EXERCISE BRIEF - Beneath this sentence is a set of records; write each of them out exactly.

DATA FOR THE TASK -
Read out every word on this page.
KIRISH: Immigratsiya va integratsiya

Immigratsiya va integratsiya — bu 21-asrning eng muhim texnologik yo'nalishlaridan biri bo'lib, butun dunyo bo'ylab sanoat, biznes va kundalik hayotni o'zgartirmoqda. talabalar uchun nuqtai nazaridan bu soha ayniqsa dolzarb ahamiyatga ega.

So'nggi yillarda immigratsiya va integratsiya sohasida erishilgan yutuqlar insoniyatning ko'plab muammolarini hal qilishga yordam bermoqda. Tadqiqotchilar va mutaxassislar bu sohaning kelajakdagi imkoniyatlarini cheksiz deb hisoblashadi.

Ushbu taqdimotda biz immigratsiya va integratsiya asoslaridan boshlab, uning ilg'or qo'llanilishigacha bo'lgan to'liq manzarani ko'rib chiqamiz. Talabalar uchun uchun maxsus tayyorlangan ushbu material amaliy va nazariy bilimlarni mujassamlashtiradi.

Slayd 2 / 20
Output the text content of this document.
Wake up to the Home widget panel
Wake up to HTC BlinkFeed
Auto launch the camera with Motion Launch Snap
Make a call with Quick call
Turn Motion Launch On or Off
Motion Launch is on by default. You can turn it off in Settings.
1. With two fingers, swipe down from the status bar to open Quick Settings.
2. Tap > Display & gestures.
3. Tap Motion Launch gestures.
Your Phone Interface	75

REPLY -
Read out every word on this page.
KIRISH: Immigratsiya va integratsiya

Immigratsiya va integratsiya — bu 21-asrning eng muhim texnologik yo'nalishlaridan biri bo'lib, butun dunyo bo'ylab sanoat, biznes va kundalik hayotni o'zgartirmoqda. talabalar uchun nuqtai nazaridan bu soha ayniqsa dolzarb ahamiyatga ega.

So'nggi yillarda immigratsiya va integratsiya sohasida erishilgan yutuqlar insoniyatning ko'plab muammolarini hal qilishga yordam bermoqda. Tadqiqotchilar va mutaxassislar bu sohaning kelajakdagi imkoniyatlarini cheksiz deb hisoblashadi.

Ushbu taqdimotda biz immigratsiya va integratsiya asoslaridan boshlab, uning ilg'or qo'llanilishigacha bo'lgan to'liq manzarani ko'rib chiqamiz. Talabalar uchun uchun maxsus tayyorlangan ushbu material amaliy va nazariy bilimlarni mujassamlashtiradi.

Slayd 2 / 20
Output the text content of this document.
Wake up to the Home widget panel
Wake up to HTC BlinkFeed
Auto launch the camera with Motion Launch Snap
Make a call with Quick call
Turn Motion Launch On or Off
Motion Launch is on by default. You can turn it off in Settings.
1. With two fingers, swipe down from the status bar to open Quick Settings.
2. Tap > Display & gestures.
3. Tap Motion Launch gestures.
Your Phone Interface	75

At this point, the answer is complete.